- PROBLEM DETAILS:
Filter the lines below, copying only those with the string "plate".

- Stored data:
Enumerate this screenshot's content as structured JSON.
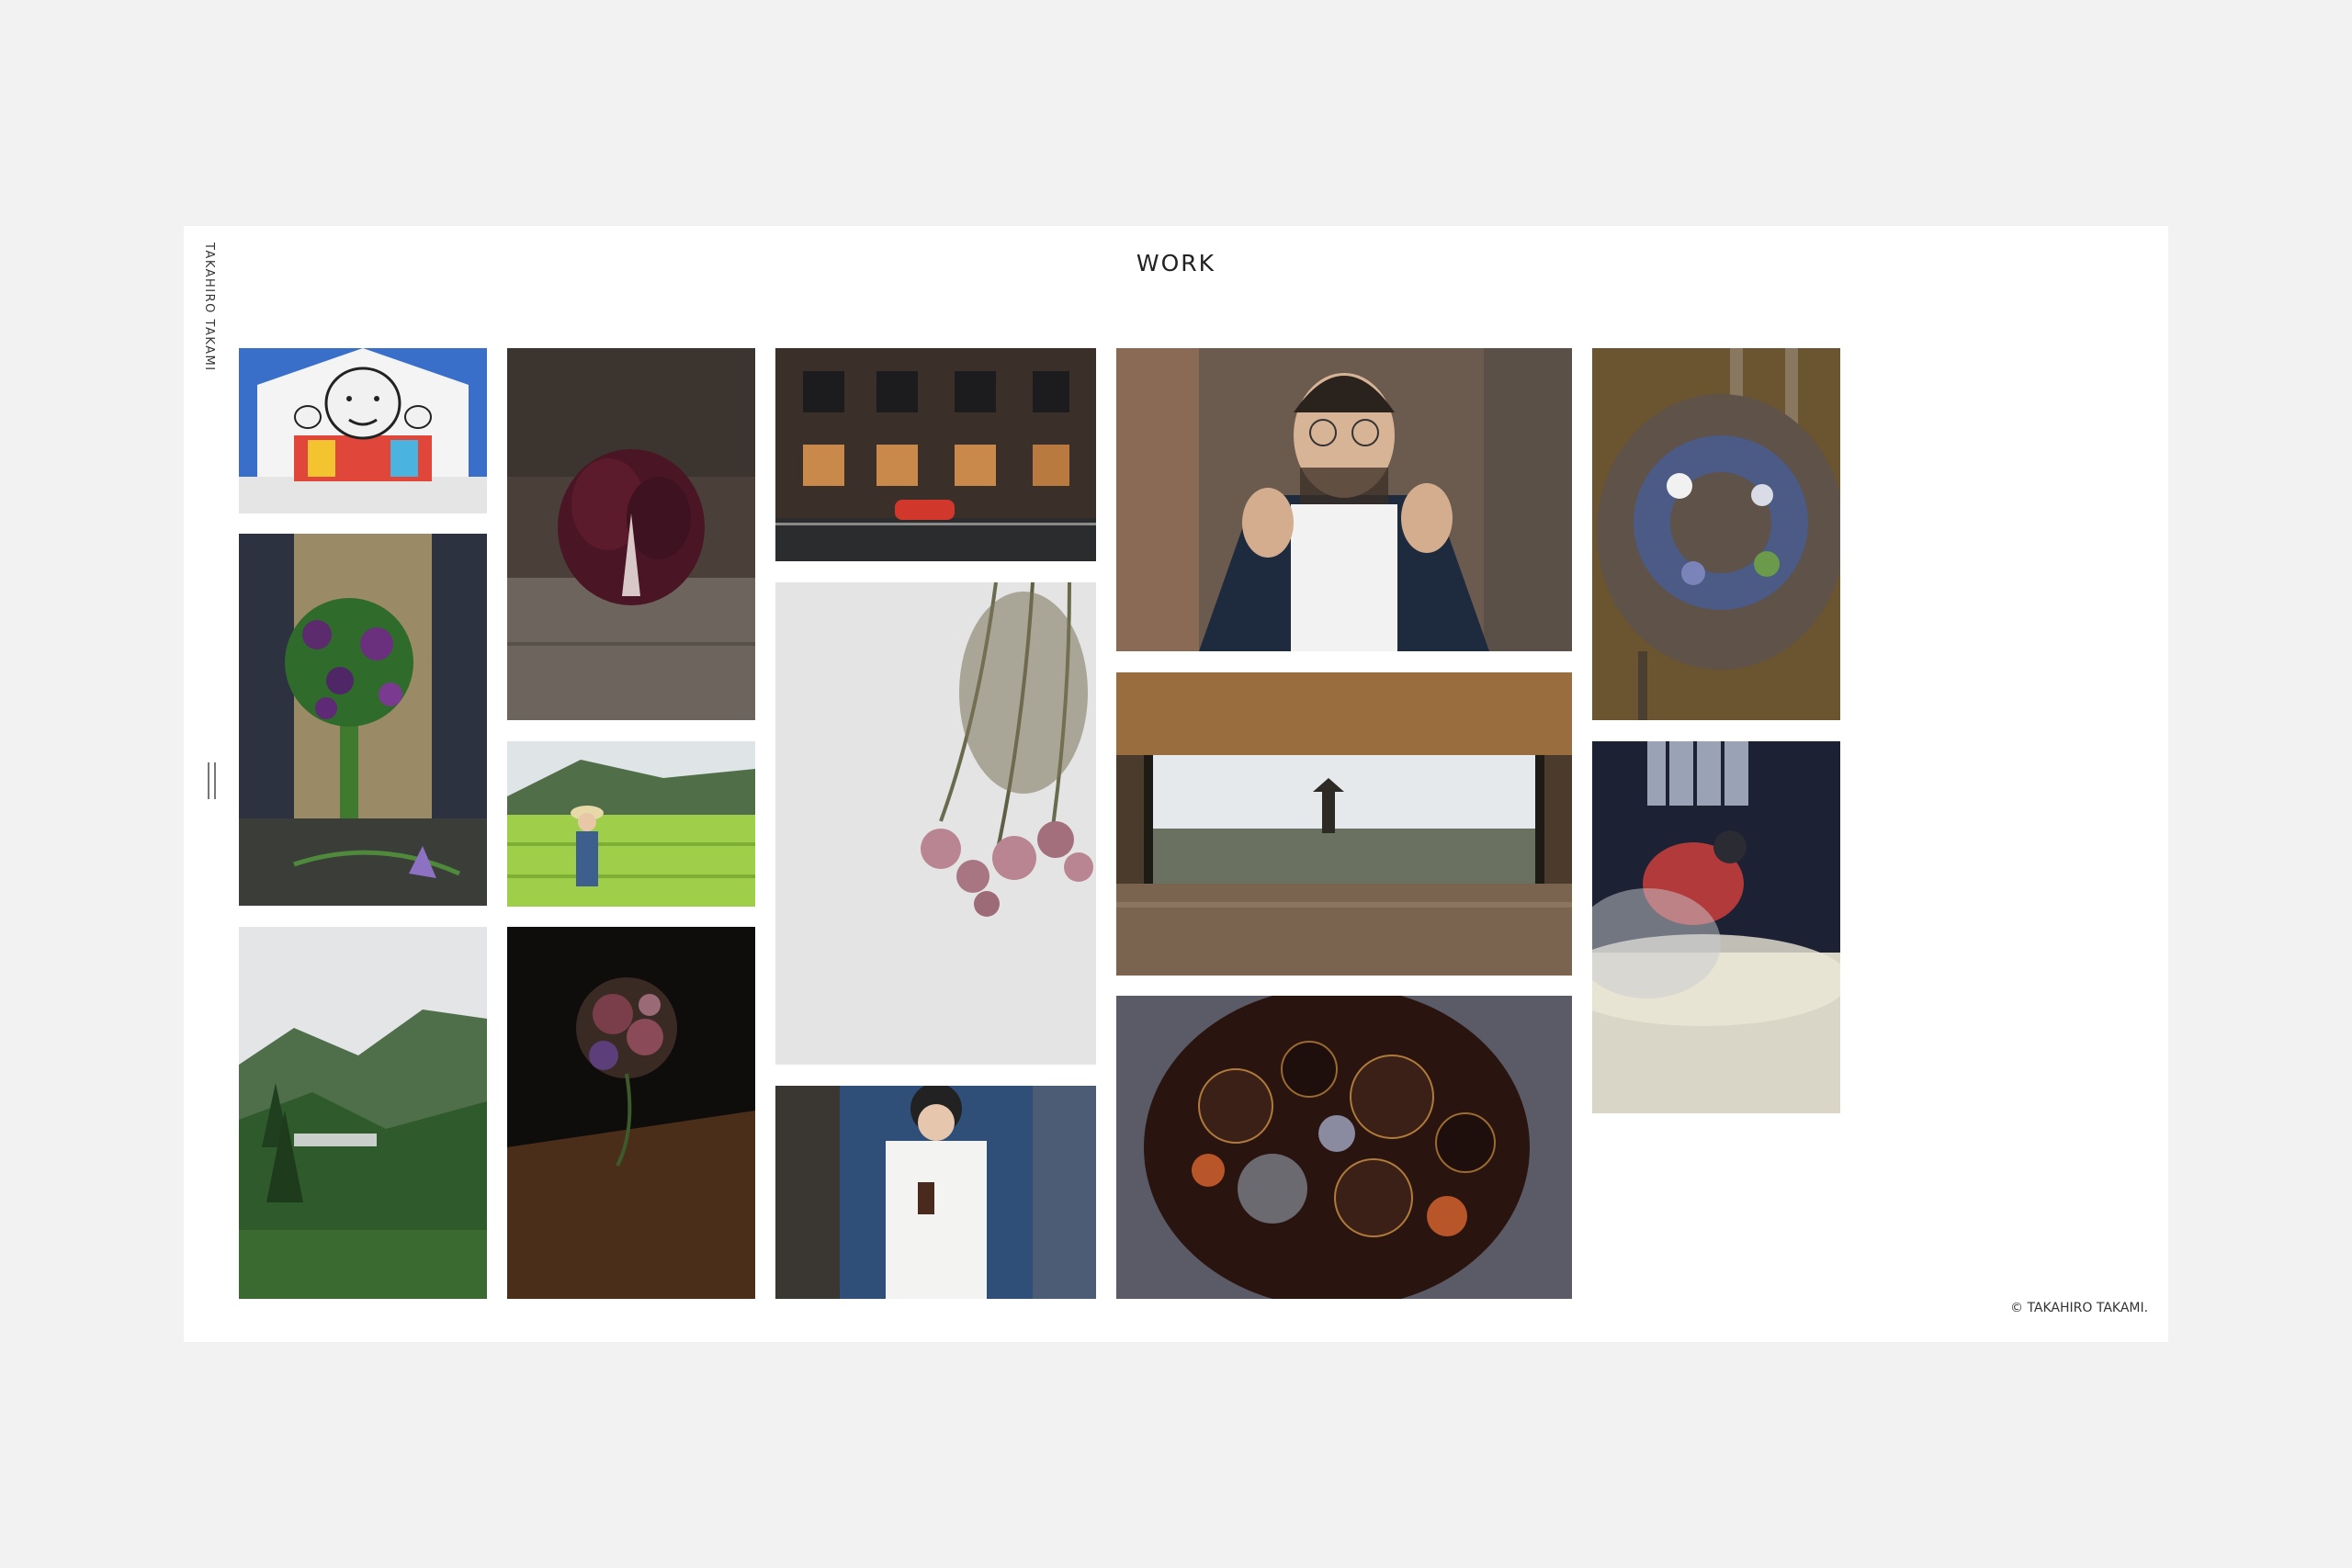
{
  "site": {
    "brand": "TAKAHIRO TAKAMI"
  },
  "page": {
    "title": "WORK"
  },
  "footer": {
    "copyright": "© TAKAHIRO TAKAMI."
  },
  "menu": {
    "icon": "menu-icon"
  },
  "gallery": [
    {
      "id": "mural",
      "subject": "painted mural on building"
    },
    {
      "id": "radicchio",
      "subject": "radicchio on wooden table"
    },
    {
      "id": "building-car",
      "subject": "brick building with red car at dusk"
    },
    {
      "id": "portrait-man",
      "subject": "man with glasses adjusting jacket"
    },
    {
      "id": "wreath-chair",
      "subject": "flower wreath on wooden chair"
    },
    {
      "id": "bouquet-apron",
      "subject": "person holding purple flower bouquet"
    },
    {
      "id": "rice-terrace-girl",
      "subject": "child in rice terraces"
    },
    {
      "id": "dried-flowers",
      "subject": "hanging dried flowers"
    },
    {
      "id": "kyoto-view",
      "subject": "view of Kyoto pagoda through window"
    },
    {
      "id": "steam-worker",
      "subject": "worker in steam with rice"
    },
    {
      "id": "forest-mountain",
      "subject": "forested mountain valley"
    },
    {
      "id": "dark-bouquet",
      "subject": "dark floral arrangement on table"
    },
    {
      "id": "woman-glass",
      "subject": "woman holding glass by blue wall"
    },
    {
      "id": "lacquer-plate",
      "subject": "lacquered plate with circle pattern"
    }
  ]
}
==
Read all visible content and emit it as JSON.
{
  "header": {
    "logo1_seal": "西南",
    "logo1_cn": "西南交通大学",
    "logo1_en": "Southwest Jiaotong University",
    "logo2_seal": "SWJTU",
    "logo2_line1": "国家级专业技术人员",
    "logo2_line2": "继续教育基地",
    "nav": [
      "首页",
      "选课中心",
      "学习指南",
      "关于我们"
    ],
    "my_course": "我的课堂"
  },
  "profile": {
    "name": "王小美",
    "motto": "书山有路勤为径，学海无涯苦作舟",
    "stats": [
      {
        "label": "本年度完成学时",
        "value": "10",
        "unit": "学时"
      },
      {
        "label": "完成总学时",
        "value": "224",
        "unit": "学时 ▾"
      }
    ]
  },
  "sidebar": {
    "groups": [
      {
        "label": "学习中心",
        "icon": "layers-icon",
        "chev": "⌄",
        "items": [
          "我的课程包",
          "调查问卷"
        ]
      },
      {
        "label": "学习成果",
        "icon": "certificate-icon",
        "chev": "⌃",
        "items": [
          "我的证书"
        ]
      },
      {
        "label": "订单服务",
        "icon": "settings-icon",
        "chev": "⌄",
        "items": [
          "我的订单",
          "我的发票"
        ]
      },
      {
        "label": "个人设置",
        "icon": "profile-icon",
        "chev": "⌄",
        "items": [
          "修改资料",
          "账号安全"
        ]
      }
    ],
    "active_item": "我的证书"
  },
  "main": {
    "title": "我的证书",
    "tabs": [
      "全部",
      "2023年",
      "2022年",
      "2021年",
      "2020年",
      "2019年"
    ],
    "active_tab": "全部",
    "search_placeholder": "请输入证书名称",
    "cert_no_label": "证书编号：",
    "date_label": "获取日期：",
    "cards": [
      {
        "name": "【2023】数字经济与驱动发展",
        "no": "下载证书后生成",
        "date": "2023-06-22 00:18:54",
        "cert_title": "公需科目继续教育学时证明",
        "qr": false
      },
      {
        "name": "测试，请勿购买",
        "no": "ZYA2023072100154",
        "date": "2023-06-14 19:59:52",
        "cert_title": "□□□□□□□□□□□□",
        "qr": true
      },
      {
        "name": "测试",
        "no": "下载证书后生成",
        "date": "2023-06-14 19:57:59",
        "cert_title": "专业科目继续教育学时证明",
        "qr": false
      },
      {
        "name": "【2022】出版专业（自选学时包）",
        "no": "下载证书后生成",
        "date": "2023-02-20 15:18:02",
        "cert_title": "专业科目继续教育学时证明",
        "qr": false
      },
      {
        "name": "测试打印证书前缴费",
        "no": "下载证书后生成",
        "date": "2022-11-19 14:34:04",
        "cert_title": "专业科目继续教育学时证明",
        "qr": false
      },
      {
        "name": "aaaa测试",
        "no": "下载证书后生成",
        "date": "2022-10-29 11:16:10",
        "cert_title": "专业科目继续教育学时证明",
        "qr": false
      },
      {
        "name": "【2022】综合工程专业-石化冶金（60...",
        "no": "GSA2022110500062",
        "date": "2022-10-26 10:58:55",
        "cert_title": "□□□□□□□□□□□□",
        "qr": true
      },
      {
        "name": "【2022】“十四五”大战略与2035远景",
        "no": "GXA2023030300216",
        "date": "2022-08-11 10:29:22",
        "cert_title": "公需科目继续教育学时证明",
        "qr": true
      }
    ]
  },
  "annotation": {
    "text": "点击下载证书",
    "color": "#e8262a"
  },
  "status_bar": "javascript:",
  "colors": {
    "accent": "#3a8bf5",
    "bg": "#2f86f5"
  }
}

- TASK ANSWER:
      "id": "lacquer-plate",
      "subject": "lacquered plate with circle pattern"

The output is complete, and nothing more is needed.